TASK BRIEF » All entries should be output exactly as they stand.

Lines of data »
· · · · · · ·

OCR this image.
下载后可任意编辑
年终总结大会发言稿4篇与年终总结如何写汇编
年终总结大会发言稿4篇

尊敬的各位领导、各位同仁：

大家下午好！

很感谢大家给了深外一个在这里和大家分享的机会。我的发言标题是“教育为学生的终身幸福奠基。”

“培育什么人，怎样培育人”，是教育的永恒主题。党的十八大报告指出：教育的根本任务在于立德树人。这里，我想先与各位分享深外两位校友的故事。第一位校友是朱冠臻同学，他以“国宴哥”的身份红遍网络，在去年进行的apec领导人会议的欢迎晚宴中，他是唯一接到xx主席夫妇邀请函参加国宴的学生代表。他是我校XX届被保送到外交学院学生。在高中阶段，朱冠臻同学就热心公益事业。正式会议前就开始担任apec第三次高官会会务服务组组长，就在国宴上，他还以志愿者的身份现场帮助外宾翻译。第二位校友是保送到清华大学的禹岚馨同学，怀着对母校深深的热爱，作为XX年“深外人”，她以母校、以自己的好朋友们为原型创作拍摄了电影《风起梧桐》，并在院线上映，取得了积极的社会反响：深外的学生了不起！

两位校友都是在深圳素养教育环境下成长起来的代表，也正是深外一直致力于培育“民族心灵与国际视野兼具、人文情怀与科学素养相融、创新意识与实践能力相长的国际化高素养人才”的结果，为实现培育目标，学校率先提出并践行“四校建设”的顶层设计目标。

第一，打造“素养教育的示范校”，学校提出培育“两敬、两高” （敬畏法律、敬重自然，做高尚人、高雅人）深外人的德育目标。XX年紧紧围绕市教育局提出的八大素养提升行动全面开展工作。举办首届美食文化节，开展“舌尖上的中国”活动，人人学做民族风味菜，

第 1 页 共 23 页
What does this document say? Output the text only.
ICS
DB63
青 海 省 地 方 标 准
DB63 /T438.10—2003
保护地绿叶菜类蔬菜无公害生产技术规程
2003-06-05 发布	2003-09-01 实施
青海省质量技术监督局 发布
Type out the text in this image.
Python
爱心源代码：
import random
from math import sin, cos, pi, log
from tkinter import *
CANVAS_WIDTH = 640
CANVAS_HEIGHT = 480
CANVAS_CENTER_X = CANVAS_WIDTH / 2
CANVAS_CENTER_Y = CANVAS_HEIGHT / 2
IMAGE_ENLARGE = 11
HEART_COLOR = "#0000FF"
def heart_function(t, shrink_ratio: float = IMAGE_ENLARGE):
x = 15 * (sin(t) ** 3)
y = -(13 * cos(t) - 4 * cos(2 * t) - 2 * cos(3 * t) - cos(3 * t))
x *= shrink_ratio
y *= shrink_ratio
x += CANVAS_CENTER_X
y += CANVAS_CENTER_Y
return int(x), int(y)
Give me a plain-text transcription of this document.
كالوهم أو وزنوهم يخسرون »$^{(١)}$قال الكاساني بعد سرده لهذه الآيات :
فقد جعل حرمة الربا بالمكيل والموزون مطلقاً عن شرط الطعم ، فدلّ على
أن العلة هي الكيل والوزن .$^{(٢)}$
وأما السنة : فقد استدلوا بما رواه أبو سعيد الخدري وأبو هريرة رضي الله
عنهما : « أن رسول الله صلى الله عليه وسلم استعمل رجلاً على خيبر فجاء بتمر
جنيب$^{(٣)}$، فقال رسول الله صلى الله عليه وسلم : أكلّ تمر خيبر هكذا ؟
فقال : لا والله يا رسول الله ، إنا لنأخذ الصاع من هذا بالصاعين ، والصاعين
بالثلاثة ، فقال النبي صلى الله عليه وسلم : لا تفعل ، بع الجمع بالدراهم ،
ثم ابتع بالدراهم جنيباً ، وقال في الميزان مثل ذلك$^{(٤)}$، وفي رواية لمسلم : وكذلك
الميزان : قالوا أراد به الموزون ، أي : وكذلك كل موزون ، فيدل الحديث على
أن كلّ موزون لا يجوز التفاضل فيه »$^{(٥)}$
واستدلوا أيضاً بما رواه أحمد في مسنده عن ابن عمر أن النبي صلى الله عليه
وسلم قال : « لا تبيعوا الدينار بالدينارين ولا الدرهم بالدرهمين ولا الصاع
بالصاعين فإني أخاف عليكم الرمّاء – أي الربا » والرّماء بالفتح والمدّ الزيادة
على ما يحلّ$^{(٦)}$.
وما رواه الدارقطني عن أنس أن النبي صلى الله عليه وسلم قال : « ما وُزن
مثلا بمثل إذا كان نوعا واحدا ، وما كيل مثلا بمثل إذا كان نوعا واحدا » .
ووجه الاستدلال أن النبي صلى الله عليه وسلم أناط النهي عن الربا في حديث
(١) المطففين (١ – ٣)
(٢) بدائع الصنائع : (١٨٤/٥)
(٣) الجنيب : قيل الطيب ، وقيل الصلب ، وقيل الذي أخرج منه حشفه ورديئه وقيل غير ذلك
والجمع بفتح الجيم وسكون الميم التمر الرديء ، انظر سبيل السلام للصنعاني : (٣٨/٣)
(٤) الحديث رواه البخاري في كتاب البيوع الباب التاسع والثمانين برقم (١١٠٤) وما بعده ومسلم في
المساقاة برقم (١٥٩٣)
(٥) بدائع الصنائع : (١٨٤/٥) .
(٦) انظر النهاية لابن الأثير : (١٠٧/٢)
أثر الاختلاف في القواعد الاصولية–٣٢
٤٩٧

· · · · · · ·

RESULT OF THE TASK »
OCR this image.
下载后可任意编辑
年终总结大会发言稿4篇与年终总结如何写汇编
年终总结大会发言稿4篇

尊敬的各位领导、各位同仁：

大家下午好！

很感谢大家给了深外一个在这里和大家分享的机会。我的发言标题是“教育为学生的终身幸福奠基。”

“培育什么人，怎样培育人”，是教育的永恒主题。党的十八大报告指出：教育的根本任务在于立德树人。这里，我想先与各位分享深外两位校友的故事。第一位校友是朱冠臻同学，他以“国宴哥”的身份红遍网络，在去年进行的apec领导人会议的欢迎晚宴中，他是唯一接到xx主席夫妇邀请函参加国宴的学生代表。他是我校XX届被保送到外交学院学生。在高中阶段，朱冠臻同学就热心公益事业。正式会议前就开始担任apec第三次高官会会务服务组组长，就在国宴上，他还以志愿者的身份现场帮助外宾翻译。第二位校友是保送到清华大学的禹岚馨同学，怀着对母校深深的热爱，作为XX年“深外人”，她以母校、以自己的好朋友们为原型创作拍摄了电影《风起梧桐》，并在院线上映，取得了积极的社会反响：深外的学生了不起！

两位校友都是在深圳素养教育环境下成长起来的代表，也正是深外一直致力于培育“民族心灵与国际视野兼具、人文情怀与科学素养相融、创新意识与实践能力相长的国际化高素养人才”的结果，为实现培育目标，学校率先提出并践行“四校建设”的顶层设计目标。

第一，打造“素养教育的示范校”，学校提出培育“两敬、两高” （敬畏法律、敬重自然，做高尚人、高雅人）深外人的德育目标。XX年紧紧围绕市教育局提出的八大素养提升行动全面开展工作。举办首届美食文化节，开展“舌尖上的中国”活动，人人学做民族风味菜，

第 1 页 共 23 页
What does this document say? Output the text only.
ICS
DB63
青 海 省 地 方 标 准
DB63 /T438.10—2003
保护地绿叶菜类蔬菜无公害生产技术规程
2003-06-05 发布	2003-09-01 实施
青海省质量技术监督局 发布
Type out the text in this image.
Python
爱心源代码：
import random
from math import sin, cos, pi, log
from tkinter import *
CANVAS_WIDTH = 640
CANVAS_HEIGHT = 480
CANVAS_CENTER_X = CANVAS_WIDTH / 2
CANVAS_CENTER_Y = CANVAS_HEIGHT / 2
IMAGE_ENLARGE = 11
HEART_COLOR = "#0000FF"
def heart_function(t, shrink_ratio: float = IMAGE_ENLARGE):
x = 15 * (sin(t) ** 3)
y = -(13 * cos(t) - 4 * cos(2 * t) - 2 * cos(3 * t) - cos(3 * t))
x *= shrink_ratio
y *= shrink_ratio
x += CANVAS_CENTER_X
y += CANVAS_CENTER_Y
return int(x), int(y)
Give me a plain-text transcription of this document.
كالوهم أو وزنوهم يخسرون »$^{(١)}$قال الكاساني بعد سرده لهذه الآيات :
فقد جعل حرمة الربا بالمكيل والموزون مطلقاً عن شرط الطعم ، فدلّ على
أن العلة هي الكيل والوزن .$^{(٢)}$
وأما السنة : فقد استدلوا بما رواه أبو سعيد الخدري وأبو هريرة رضي الله
عنهما : « أن رسول الله صلى الله عليه وسلم استعمل رجلاً على خيبر فجاء بتمر
جنيب$^{(٣)}$، فقال رسول الله صلى الله عليه وسلم : أكلّ تمر خيبر هكذا ؟
فقال : لا والله يا رسول الله ، إنا لنأخذ الصاع من هذا بالصاعين ، والصاعين
بالثلاثة ، فقال النبي صلى الله عليه وسلم : لا تفعل ، بع الجمع بالدراهم ،
ثم ابتع بالدراهم جنيباً ، وقال في الميزان مثل ذلك$^{(٤)}$، وفي رواية لمسلم : وكذلك
الميزان : قالوا أراد به الموزون ، أي : وكذلك كل موزون ، فيدل الحديث على
أن كلّ موزون لا يجوز التفاضل فيه »$^{(٥)}$
واستدلوا أيضاً بما رواه أحمد في مسنده عن ابن عمر أن النبي صلى الله عليه
وسلم قال : « لا تبيعوا الدينار بالدينارين ولا الدرهم بالدرهمين ولا الصاع
بالصاعين فإني أخاف عليكم الرمّاء – أي الربا » والرّماء بالفتح والمدّ الزيادة
على ما يحلّ$^{(٦)}$.
وما رواه الدارقطني عن أنس أن النبي صلى الله عليه وسلم قال : « ما وُزن
مثلا بمثل إذا كان نوعا واحدا ، وما كيل مثلا بمثل إذا كان نوعا واحدا » .
ووجه الاستدلال أن النبي صلى الله عليه وسلم أناط النهي عن الربا في حديث
(١) المطففين (١ – ٣)
(٢) بدائع الصنائع : (١٨٤/٥)
(٣) الجنيب : قيل الطيب ، وقيل الصلب ، وقيل الذي أخرج منه حشفه ورديئه وقيل غير ذلك
والجمع بفتح الجيم وسكون الميم التمر الرديء ، انظر سبيل السلام للصنعاني : (٣٨/٣)
(٤) الحديث رواه البخاري في كتاب البيوع الباب التاسع والثمانين برقم (١١٠٤) وما بعده ومسلم في
المساقاة برقم (١٥٩٣)
(٥) بدائع الصنائع : (١٨٤/٥) .
(٦) انظر النهاية لابن الأثير : (١٠٧/٢)
أثر الاختلاف في القواعد الاصولية–٣٢
٤٩٧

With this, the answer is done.